WHAT TO WORK ON: The records below must be copied in full; omit the images.

THE DATA:
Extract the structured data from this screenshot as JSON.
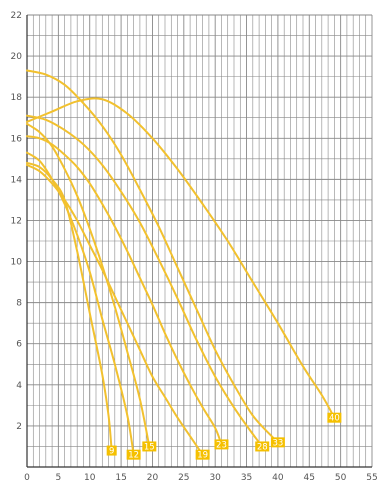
{
  "chart_data": {
    "type": "line",
    "title": "",
    "xlabel": "",
    "ylabel": "",
    "xlim": [
      0,
      55
    ],
    "ylim": [
      0,
      22
    ],
    "x_ticks": [
      "0",
      "5",
      "10",
      "15",
      "20",
      "25",
      "30",
      "35",
      "40",
      "45",
      "50",
      "55"
    ],
    "y_ticks": [
      "2",
      "4",
      "6",
      "8",
      "10",
      "12",
      "14",
      "16",
      "18",
      "20",
      "22"
    ],
    "x_minor_step": 1,
    "y_minor_step": 1,
    "grid": true,
    "colors": {
      "curve": "#f2c12e",
      "label_fill": "#f5c000",
      "label_text": "#ffffff",
      "grid": "#888888",
      "axis": "#333333",
      "tick_text": "#555555"
    },
    "series": [
      {
        "label": "9",
        "points": [
          [
            0,
            14.8
          ],
          [
            2,
            14.6
          ],
          [
            4,
            14.0
          ],
          [
            6,
            13.0
          ],
          [
            8,
            10.5
          ],
          [
            10,
            7.5
          ],
          [
            12,
            4.5
          ],
          [
            13,
            2.5
          ],
          [
            13.5,
            0.8
          ]
        ]
      },
      {
        "label": "12",
        "points": [
          [
            0,
            15.3
          ],
          [
            2,
            14.9
          ],
          [
            4,
            14.0
          ],
          [
            6,
            12.8
          ],
          [
            8,
            11.3
          ],
          [
            10,
            9.5
          ],
          [
            12,
            7.2
          ],
          [
            14,
            5.0
          ],
          [
            16,
            2.5
          ],
          [
            17,
            0.6
          ]
        ]
      },
      {
        "label": "15",
        "points": [
          [
            0,
            16.7
          ],
          [
            2,
            16.3
          ],
          [
            4,
            15.6
          ],
          [
            6,
            14.5
          ],
          [
            8,
            13.2
          ],
          [
            10,
            11.6
          ],
          [
            12,
            9.8
          ],
          [
            14,
            7.8
          ],
          [
            16,
            5.6
          ],
          [
            18,
            3.3
          ],
          [
            19.5,
            1.0
          ]
        ]
      },
      {
        "label": "19",
        "points": [
          [
            0,
            14.7
          ],
          [
            2,
            14.4
          ],
          [
            4,
            13.8
          ],
          [
            6,
            13.0
          ],
          [
            8,
            12.0
          ],
          [
            10,
            10.8
          ],
          [
            12,
            9.6
          ],
          [
            14,
            8.3
          ],
          [
            16,
            7.0
          ],
          [
            18,
            5.7
          ],
          [
            20,
            4.4
          ],
          [
            22,
            3.4
          ],
          [
            24,
            2.4
          ],
          [
            26,
            1.5
          ],
          [
            28,
            0.6
          ]
        ]
      },
      {
        "label": "23",
        "points": [
          [
            0,
            16.1
          ],
          [
            2,
            16.0
          ],
          [
            4,
            15.7
          ],
          [
            6,
            15.2
          ],
          [
            8,
            14.6
          ],
          [
            10,
            13.8
          ],
          [
            12,
            12.8
          ],
          [
            14,
            11.7
          ],
          [
            16,
            10.5
          ],
          [
            18,
            9.2
          ],
          [
            20,
            7.9
          ],
          [
            22,
            6.5
          ],
          [
            24,
            5.2
          ],
          [
            26,
            4.0
          ],
          [
            28,
            2.9
          ],
          [
            30,
            1.9
          ],
          [
            31,
            1.1
          ]
        ]
      },
      {
        "label": "28",
        "points": [
          [
            0,
            17.1
          ],
          [
            3,
            16.9
          ],
          [
            6,
            16.4
          ],
          [
            9,
            15.7
          ],
          [
            12,
            14.7
          ],
          [
            15,
            13.4
          ],
          [
            18,
            11.9
          ],
          [
            21,
            10.1
          ],
          [
            24,
            8.2
          ],
          [
            27,
            6.2
          ],
          [
            30,
            4.4
          ],
          [
            33,
            2.9
          ],
          [
            36,
            1.6
          ],
          [
            37.5,
            1.0
          ]
        ]
      },
      {
        "label": "33",
        "points": [
          [
            0,
            19.3
          ],
          [
            3,
            19.1
          ],
          [
            6,
            18.6
          ],
          [
            9,
            17.7
          ],
          [
            12,
            16.6
          ],
          [
            15,
            15.2
          ],
          [
            18,
            13.5
          ],
          [
            21,
            11.7
          ],
          [
            24,
            9.7
          ],
          [
            27,
            7.7
          ],
          [
            30,
            5.7
          ],
          [
            33,
            4.0
          ],
          [
            36,
            2.5
          ],
          [
            39,
            1.5
          ],
          [
            40,
            1.2
          ]
        ]
      },
      {
        "label": "40",
        "points": [
          [
            0,
            16.8
          ],
          [
            4,
            17.3
          ],
          [
            8,
            17.8
          ],
          [
            12,
            17.9
          ],
          [
            16,
            17.2
          ],
          [
            20,
            16.0
          ],
          [
            24,
            14.5
          ],
          [
            28,
            12.8
          ],
          [
            32,
            11.0
          ],
          [
            36,
            9.0
          ],
          [
            40,
            7.0
          ],
          [
            44,
            4.9
          ],
          [
            47,
            3.5
          ],
          [
            49,
            2.4
          ]
        ]
      }
    ]
  }
}
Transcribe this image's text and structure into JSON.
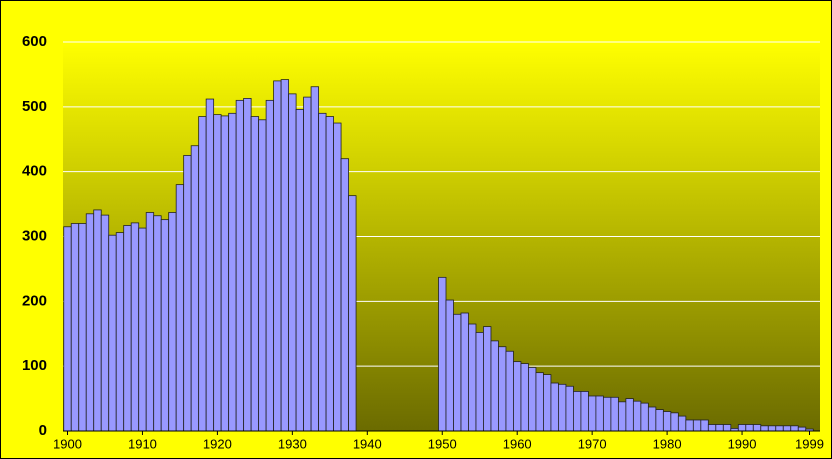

TASK RESPONSE:
Extract the structured data from this screenshot as JSON.
{
  "chart_data": {
    "type": "line",
    "title": "",
    "xlabel": "",
    "ylabel": "",
    "xlim": [
      0,
      55
    ],
    "ylim": [
      0,
      22
    ],
    "x_ticks": [
      "0",
      "5",
      "10",
      "15",
      "20",
      "25",
      "30",
      "35",
      "40",
      "45",
      "50",
      "55"
    ],
    "y_ticks": [
      "2",
      "4",
      "6",
      "8",
      "10",
      "12",
      "14",
      "16",
      "18",
      "20",
      "22"
    ],
    "x_minor_step": 1,
    "y_minor_step": 1,
    "grid": true,
    "colors": {
      "curve": "#f2c12e",
      "label_fill": "#f5c000",
      "label_text": "#ffffff",
      "grid": "#888888",
      "axis": "#333333",
      "tick_text": "#555555"
    },
    "series": [
      {
        "label": "9",
        "points": [
          [
            0,
            14.8
          ],
          [
            2,
            14.6
          ],
          [
            4,
            14.0
          ],
          [
            6,
            13.0
          ],
          [
            8,
            10.5
          ],
          [
            10,
            7.5
          ],
          [
            12,
            4.5
          ],
          [
            13,
            2.5
          ],
          [
            13.5,
            0.8
          ]
        ]
      },
      {
        "label": "12",
        "points": [
          [
            0,
            15.3
          ],
          [
            2,
            14.9
          ],
          [
            4,
            14.0
          ],
          [
            6,
            12.8
          ],
          [
            8,
            11.3
          ],
          [
            10,
            9.5
          ],
          [
            12,
            7.2
          ],
          [
            14,
            5.0
          ],
          [
            16,
            2.5
          ],
          [
            17,
            0.6
          ]
        ]
      },
      {
        "label": "15",
        "points": [
          [
            0,
            16.7
          ],
          [
            2,
            16.3
          ],
          [
            4,
            15.6
          ],
          [
            6,
            14.5
          ],
          [
            8,
            13.2
          ],
          [
            10,
            11.6
          ],
          [
            12,
            9.8
          ],
          [
            14,
            7.8
          ],
          [
            16,
            5.6
          ],
          [
            18,
            3.3
          ],
          [
            19.5,
            1.0
          ]
        ]
      },
      {
        "label": "19",
        "points": [
          [
            0,
            14.7
          ],
          [
            2,
            14.4
          ],
          [
            4,
            13.8
          ],
          [
            6,
            13.0
          ],
          [
            8,
            12.0
          ],
          [
            10,
            10.8
          ],
          [
            12,
            9.6
          ],
          [
            14,
            8.3
          ],
          [
            16,
            7.0
          ],
          [
            18,
            5.7
          ],
          [
            20,
            4.4
          ],
          [
            22,
            3.4
          ],
          [
            24,
            2.4
          ],
          [
            26,
            1.5
          ],
          [
            28,
            0.6
          ]
        ]
      },
      {
        "label": "23",
        "points": [
          [
            0,
            16.1
          ],
          [
            2,
            16.0
          ],
          [
            4,
            15.7
          ],
          [
            6,
            15.2
          ],
          [
            8,
            14.6
          ],
          [
            10,
            13.8
          ],
          [
            12,
            12.8
          ],
          [
            14,
            11.7
          ],
          [
            16,
            10.5
          ],
          [
            18,
            9.2
          ],
          [
            20,
            7.9
          ],
          [
            22,
            6.5
          ],
          [
            24,
            5.2
          ],
          [
            26,
            4.0
          ],
          [
            28,
            2.9
          ],
          [
            30,
            1.9
          ],
          [
            31,
            1.1
          ]
        ]
      },
      {
        "label": "28",
        "points": [
          [
            0,
            17.1
          ],
          [
            3,
            16.9
          ],
          [
            6,
            16.4
          ],
          [
            9,
            15.7
          ],
          [
            12,
            14.7
          ],
          [
            15,
            13.4
          ],
          [
            18,
            11.9
          ],
          [
            21,
            10.1
          ],
          [
            24,
            8.2
          ],
          [
            27,
            6.2
          ],
          [
            30,
            4.4
          ],
          [
            33,
            2.9
          ],
          [
            36,
            1.6
          ],
          [
            37.5,
            1.0
          ]
        ]
      },
      {
        "label": "33",
        "points": [
          [
            0,
            19.3
          ],
          [
            3,
            19.1
          ],
          [
            6,
            18.6
          ],
          [
            9,
            17.7
          ],
          [
            12,
            16.6
          ],
          [
            15,
            15.2
          ],
          [
            18,
            13.5
          ],
          [
            21,
            11.7
          ],
          [
            24,
            9.7
          ],
          [
            27,
            7.7
          ],
          [
            30,
            5.7
          ],
          [
            33,
            4.0
          ],
          [
            36,
            2.5
          ],
          [
            39,
            1.5
          ],
          [
            40,
            1.2
          ]
        ]
      },
      {
        "label": "40",
        "points": [
          [
            0,
            16.8
          ],
          [
            4,
            17.3
          ],
          [
            8,
            17.8
          ],
          [
            12,
            17.9
          ],
          [
            16,
            17.2
          ],
          [
            20,
            16.0
          ],
          [
            24,
            14.5
          ],
          [
            28,
            12.8
          ],
          [
            32,
            11.0
          ],
          [
            36,
            9.0
          ],
          [
            40,
            7.0
          ],
          [
            44,
            4.9
          ],
          [
            47,
            3.5
          ],
          [
            49,
            2.4
          ]
        ]
      }
    ]
  }
}
Transcribe this image's text and structure into JSON.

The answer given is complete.